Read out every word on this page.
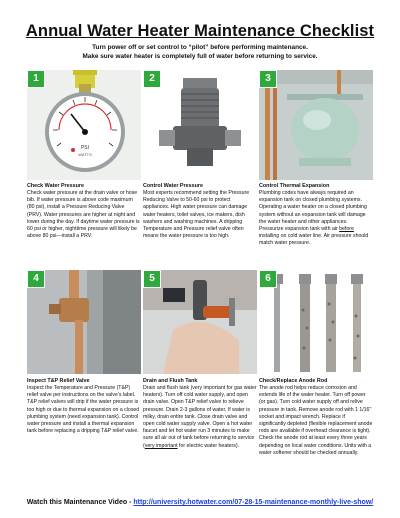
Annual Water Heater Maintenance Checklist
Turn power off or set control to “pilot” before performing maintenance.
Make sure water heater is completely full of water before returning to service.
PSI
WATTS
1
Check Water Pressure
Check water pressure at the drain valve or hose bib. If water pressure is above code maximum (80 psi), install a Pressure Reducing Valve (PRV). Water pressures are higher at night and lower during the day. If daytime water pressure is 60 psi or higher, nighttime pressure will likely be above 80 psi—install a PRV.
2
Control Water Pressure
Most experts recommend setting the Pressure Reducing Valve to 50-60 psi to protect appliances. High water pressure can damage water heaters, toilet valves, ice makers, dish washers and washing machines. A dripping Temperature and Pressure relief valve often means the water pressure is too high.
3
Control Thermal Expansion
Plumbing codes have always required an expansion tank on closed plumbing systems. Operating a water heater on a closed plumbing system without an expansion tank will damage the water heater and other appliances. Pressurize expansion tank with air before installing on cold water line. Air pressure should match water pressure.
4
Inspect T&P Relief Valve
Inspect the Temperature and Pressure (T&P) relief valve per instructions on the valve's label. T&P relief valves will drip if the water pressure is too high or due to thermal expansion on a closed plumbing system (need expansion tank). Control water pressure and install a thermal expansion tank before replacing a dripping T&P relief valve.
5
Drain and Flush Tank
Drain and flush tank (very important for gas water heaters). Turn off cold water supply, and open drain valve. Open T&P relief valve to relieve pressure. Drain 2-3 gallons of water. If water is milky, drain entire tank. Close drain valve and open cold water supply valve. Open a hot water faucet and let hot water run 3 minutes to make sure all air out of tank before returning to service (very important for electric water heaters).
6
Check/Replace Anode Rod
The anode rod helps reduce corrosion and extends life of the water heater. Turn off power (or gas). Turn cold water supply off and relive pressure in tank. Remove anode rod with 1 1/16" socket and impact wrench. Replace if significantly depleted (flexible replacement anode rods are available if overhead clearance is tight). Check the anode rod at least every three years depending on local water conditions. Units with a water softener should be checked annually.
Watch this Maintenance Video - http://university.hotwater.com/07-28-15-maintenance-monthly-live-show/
......
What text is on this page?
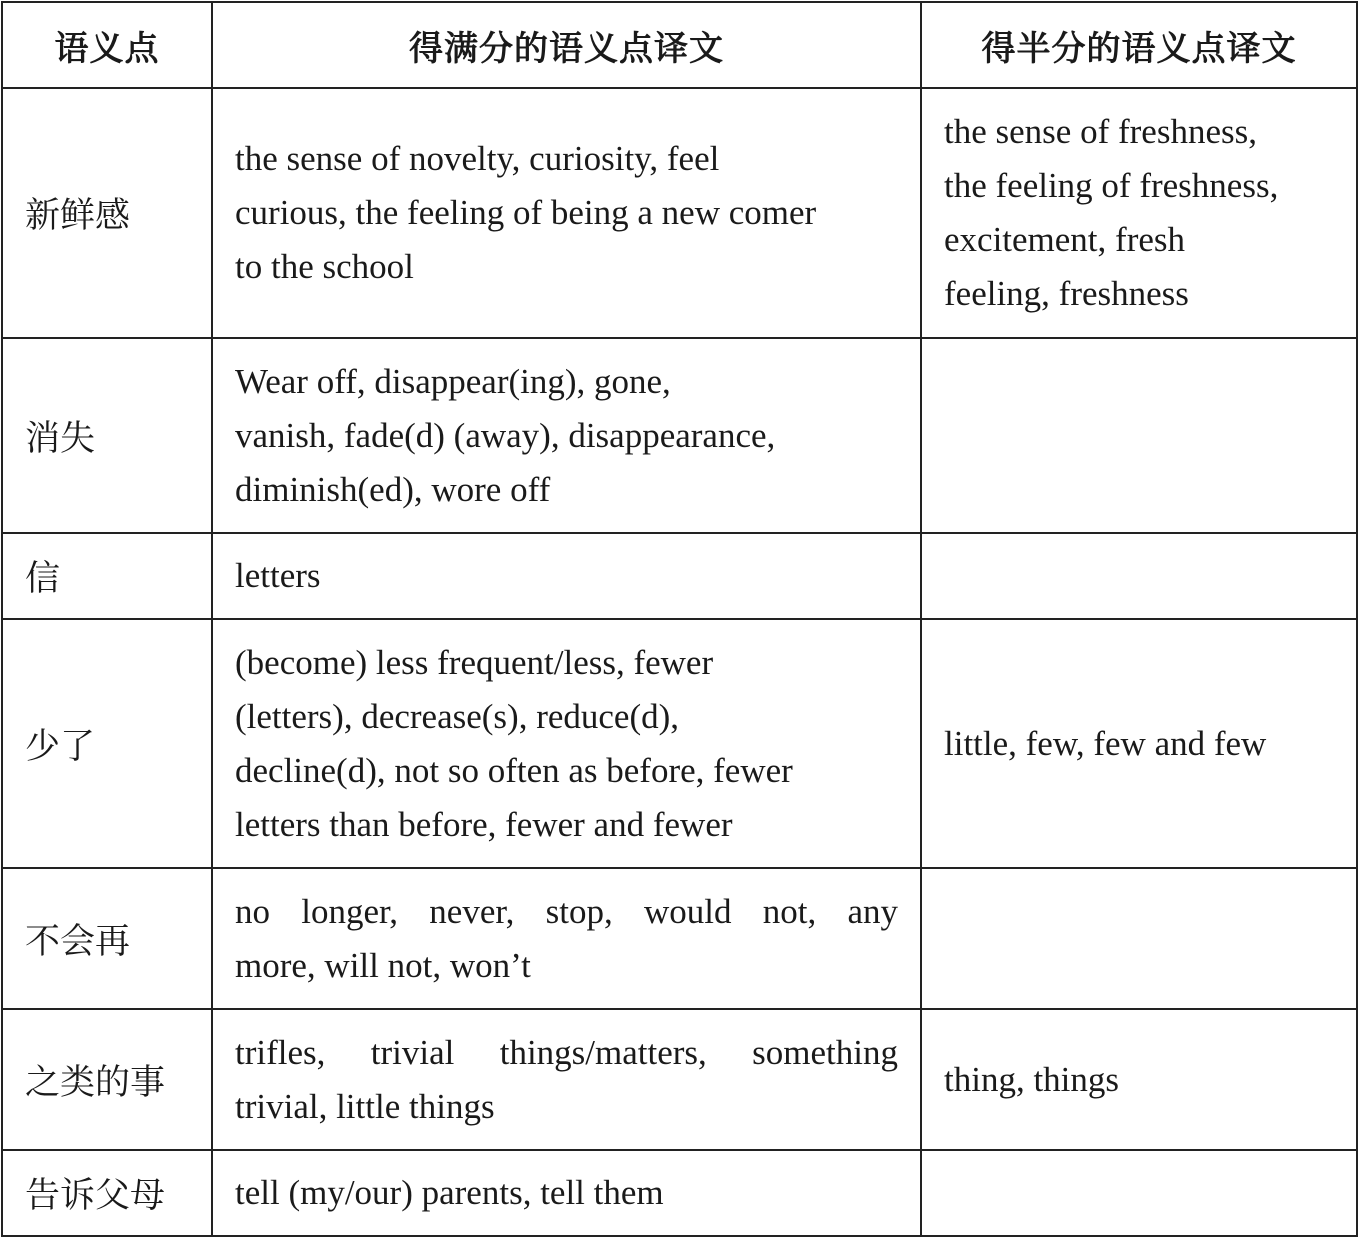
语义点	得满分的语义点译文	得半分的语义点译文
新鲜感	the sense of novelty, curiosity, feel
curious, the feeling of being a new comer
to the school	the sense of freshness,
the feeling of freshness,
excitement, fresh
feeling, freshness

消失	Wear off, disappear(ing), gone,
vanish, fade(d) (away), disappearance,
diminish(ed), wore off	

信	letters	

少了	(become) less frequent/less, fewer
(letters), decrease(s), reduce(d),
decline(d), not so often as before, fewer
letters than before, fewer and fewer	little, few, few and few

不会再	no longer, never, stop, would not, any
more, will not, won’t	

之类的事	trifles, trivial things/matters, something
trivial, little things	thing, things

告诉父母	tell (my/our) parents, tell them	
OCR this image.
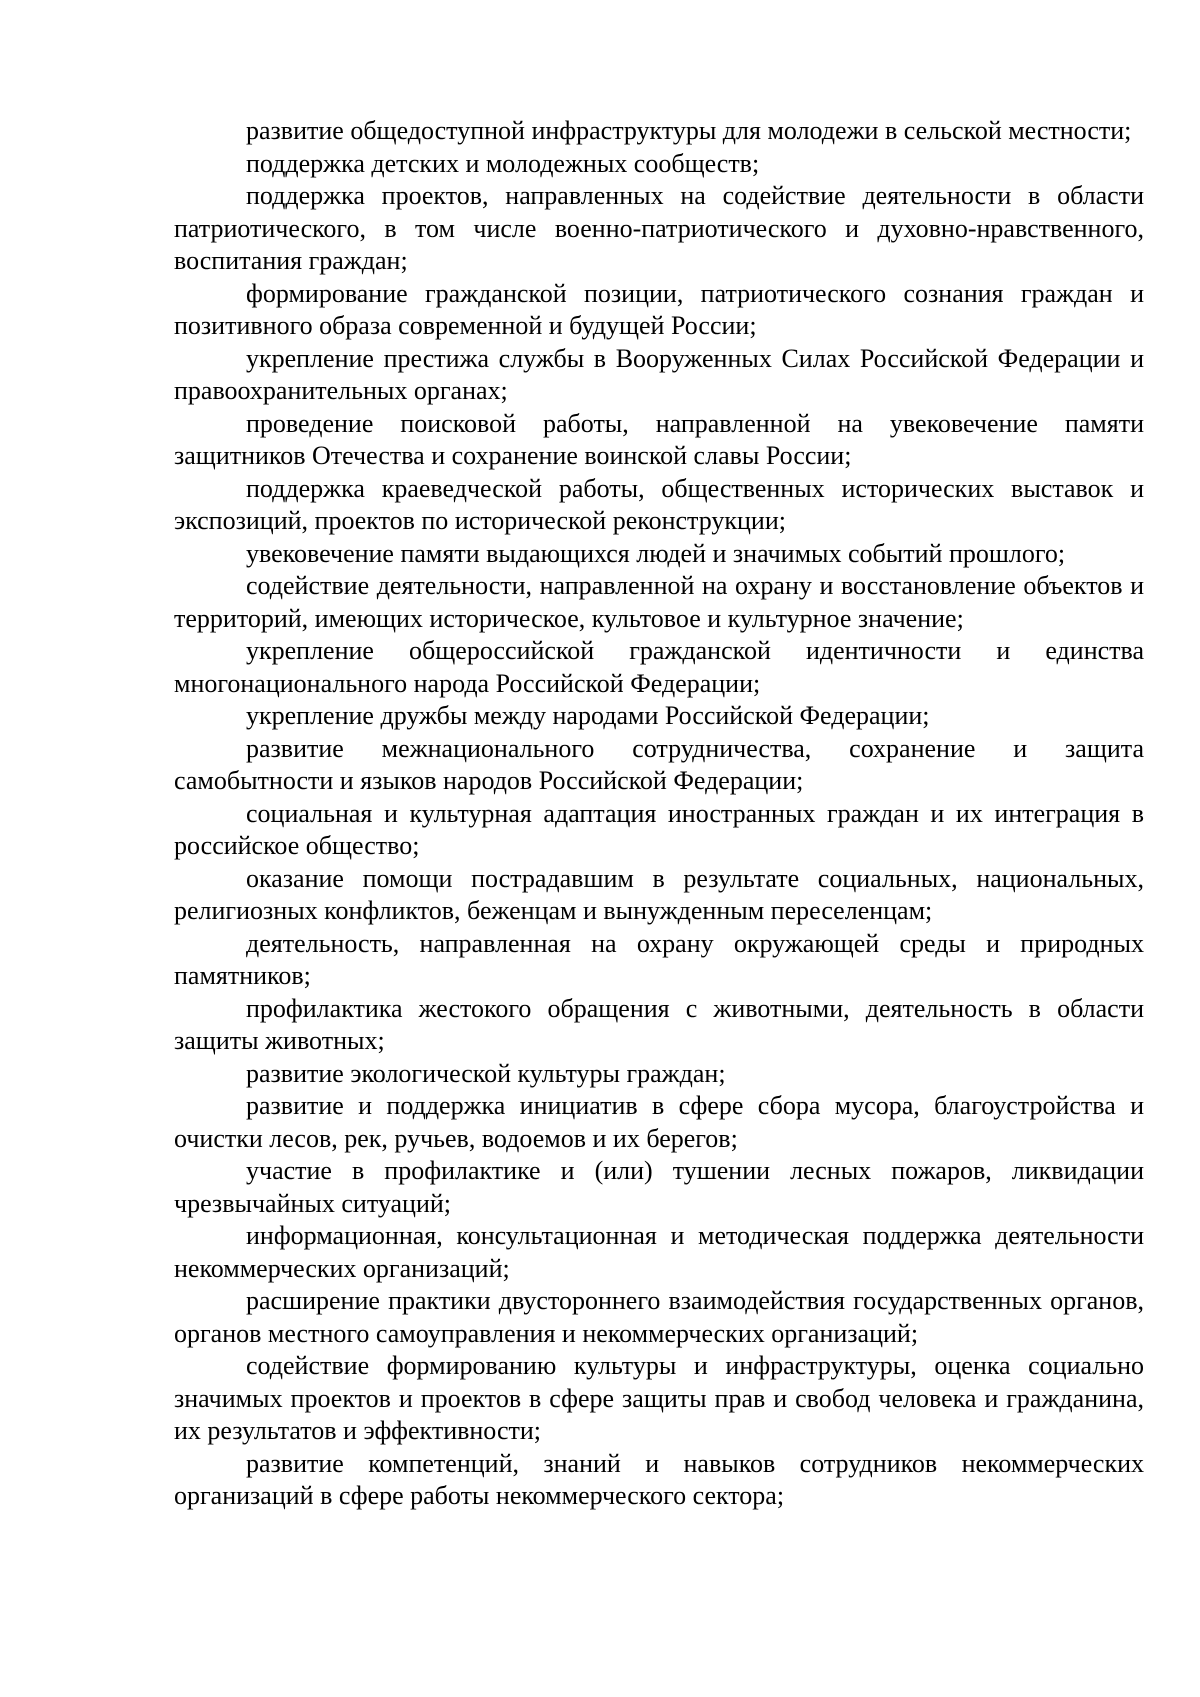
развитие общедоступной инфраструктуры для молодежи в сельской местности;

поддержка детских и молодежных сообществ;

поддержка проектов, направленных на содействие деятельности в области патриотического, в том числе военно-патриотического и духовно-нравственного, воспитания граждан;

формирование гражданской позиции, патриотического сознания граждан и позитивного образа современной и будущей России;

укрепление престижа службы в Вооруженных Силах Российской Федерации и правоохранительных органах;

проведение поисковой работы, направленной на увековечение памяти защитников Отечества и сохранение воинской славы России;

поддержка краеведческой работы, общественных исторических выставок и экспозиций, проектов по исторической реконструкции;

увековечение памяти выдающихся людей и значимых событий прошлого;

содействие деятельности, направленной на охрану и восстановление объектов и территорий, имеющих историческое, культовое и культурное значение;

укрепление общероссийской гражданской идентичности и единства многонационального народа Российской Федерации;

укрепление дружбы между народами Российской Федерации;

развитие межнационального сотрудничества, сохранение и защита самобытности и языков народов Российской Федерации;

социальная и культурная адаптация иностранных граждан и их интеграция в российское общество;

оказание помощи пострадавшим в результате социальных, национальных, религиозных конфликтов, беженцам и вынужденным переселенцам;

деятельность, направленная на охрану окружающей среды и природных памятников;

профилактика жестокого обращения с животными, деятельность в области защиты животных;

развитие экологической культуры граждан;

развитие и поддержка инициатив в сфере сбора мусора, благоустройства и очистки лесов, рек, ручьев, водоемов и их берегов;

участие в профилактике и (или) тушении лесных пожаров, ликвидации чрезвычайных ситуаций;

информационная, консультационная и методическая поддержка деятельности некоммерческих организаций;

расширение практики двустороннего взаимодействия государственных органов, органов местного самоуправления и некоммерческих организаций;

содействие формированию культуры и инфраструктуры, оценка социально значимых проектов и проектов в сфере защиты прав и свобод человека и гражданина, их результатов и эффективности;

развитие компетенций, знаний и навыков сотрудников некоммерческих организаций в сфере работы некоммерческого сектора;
......
**WRITTEN INSTRUCTION**
Which lines hold the word "plumbing"? Copy each of them from the records.

**THE REPLY**
Plumbing codes have always required an expansion tank on closed plumbing systems. Operating a water heater on a closed plumbing system without an expansion tank will damage the water heater and other appliances. Pressurize expansion tank with air before installing on cold water line. Air pressure should match water pressure.
Inspect the Temperature and Pressure (T&P) relief valve per instructions on the valve's label. T&P relief valves will drip if the water pressure is too high or due to thermal expansion on a closed plumbing system (need expansion tank). Control water pressure and install a thermal expansion tank before replacing a dripping T&P relief valve.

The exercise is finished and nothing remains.